▸ REQUIRED ACTIONS:
**1.** In the river notes, about how far above the GA 138 bridge is the sewage pipe that crosses the river?
**2.** Set down the part of the river notes that opens with the words containing "Their is a dirt" and closes with "GA 138 bridge.".

▸ SELECTED PASSAGE:
Their is a dirt road next to 124 in front of the graveyard that will take down next to the river. Their is a good spot to put in or get out right next to the old rock bridge.
Portage mandatory just below GA 20 due to dam. I did left side and it was sketchy at best. Rapid below dam is a fun but bony class 2. After that it is class 1 down to GA 138. Watch for a sewage pipe crossing the river just above the water at normal flows. It is approx 1 mile above GA 138 bridge.
I don't know why this run is in "green" at only 42 cfs, but it is not runnable at that level. I would not run it below 100 cfs even to look for lost bodies.

Dataset entries:
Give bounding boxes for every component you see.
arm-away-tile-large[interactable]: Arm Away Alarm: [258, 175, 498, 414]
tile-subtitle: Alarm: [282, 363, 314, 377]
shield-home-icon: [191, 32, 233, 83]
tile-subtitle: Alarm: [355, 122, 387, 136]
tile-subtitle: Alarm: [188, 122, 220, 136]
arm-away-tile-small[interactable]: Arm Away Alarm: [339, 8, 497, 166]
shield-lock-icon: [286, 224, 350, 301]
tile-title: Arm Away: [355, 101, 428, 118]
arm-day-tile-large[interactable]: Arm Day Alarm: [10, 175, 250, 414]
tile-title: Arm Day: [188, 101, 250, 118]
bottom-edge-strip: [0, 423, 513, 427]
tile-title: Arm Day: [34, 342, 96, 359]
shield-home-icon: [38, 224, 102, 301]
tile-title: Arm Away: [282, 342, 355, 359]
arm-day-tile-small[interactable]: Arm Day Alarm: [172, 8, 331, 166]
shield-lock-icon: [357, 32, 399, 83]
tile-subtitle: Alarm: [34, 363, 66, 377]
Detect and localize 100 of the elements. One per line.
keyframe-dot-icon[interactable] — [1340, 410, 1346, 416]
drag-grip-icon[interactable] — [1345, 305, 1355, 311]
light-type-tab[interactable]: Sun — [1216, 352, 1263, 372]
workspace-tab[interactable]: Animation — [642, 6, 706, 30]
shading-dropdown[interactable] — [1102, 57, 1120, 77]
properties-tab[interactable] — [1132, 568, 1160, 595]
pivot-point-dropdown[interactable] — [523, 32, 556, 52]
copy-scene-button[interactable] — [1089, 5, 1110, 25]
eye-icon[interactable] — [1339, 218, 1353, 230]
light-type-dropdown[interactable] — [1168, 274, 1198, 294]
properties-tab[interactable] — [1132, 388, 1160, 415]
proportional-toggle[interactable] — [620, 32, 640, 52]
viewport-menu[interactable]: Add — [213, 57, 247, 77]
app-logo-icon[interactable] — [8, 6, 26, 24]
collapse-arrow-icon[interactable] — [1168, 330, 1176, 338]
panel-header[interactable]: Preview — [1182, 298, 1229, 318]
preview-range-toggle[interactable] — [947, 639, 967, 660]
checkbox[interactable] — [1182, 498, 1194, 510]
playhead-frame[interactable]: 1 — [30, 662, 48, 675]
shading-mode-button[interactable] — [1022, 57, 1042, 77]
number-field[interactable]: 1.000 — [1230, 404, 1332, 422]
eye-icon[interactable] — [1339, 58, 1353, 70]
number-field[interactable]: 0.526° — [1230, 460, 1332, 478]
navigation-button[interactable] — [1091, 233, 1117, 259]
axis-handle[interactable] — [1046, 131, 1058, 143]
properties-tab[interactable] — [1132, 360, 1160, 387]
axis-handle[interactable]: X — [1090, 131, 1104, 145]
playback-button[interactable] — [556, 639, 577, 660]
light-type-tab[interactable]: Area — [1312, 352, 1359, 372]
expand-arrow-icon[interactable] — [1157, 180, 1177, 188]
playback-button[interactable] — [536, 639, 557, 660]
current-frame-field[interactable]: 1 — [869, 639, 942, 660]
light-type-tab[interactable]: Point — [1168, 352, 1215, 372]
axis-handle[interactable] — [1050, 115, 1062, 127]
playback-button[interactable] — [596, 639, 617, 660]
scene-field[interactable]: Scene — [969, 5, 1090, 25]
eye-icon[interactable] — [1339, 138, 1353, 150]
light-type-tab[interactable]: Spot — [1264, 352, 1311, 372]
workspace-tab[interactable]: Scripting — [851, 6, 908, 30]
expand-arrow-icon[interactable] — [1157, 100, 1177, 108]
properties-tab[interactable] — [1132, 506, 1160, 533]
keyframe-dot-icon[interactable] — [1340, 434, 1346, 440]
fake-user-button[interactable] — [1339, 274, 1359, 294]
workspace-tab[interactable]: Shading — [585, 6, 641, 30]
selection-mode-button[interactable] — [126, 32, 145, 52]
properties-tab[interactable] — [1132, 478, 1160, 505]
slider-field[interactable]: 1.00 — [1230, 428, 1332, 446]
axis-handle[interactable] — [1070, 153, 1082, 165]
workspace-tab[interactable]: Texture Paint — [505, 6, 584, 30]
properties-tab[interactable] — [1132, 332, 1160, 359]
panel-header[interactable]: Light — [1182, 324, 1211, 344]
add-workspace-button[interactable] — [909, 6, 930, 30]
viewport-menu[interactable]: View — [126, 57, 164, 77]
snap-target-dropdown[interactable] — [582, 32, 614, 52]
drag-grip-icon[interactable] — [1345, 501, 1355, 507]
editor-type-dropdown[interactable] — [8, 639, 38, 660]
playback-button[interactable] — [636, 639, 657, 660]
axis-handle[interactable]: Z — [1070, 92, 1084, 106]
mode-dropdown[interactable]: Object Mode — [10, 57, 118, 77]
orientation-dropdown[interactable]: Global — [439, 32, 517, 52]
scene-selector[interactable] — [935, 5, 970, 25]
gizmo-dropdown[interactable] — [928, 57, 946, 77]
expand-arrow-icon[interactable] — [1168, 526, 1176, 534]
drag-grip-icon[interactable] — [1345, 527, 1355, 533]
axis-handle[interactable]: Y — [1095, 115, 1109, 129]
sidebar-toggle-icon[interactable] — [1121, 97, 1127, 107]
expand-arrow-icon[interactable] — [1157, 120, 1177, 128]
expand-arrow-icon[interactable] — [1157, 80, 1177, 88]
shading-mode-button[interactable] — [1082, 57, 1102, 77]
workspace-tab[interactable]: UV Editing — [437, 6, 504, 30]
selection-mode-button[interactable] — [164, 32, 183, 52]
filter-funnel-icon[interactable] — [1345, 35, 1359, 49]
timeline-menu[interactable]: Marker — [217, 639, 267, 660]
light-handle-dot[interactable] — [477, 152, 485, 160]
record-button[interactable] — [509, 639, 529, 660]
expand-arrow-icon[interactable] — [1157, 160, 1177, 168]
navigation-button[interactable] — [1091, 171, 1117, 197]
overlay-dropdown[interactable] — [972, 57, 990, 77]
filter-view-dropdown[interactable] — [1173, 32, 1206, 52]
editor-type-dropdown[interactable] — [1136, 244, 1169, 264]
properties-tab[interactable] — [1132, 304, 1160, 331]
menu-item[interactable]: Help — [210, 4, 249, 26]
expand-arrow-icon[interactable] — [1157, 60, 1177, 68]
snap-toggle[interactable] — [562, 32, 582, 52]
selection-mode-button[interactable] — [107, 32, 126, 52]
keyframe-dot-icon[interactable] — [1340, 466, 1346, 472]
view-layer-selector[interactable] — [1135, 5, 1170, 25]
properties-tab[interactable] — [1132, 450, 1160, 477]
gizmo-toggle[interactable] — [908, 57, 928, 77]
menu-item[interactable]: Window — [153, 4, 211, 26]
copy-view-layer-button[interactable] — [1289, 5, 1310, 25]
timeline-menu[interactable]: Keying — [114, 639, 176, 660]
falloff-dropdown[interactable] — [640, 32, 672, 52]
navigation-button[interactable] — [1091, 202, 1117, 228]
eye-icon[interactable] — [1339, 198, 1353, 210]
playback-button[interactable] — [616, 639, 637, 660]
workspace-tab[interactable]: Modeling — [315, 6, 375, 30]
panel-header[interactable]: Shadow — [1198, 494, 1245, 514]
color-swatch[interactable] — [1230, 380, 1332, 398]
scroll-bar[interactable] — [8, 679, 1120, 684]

▸ SOLUTIONS PER TASK:
**1.** About 1 mile.

**2.**
Their is a dirt road next to 124 in front of the graveyard that will take down next to the river. Their is a good spot to put in or get out right next to the old rock bridge.
Portage mandatory just below GA 20 due to dam. I did left side and it was sketchy at best. Rapid below dam is a fun but bony class 2. After that it is class 1 down to GA 138. Watch for a sewage pipe crossing the river just above the water at normal flows. It is approx 1 mile above GA 138 bridge.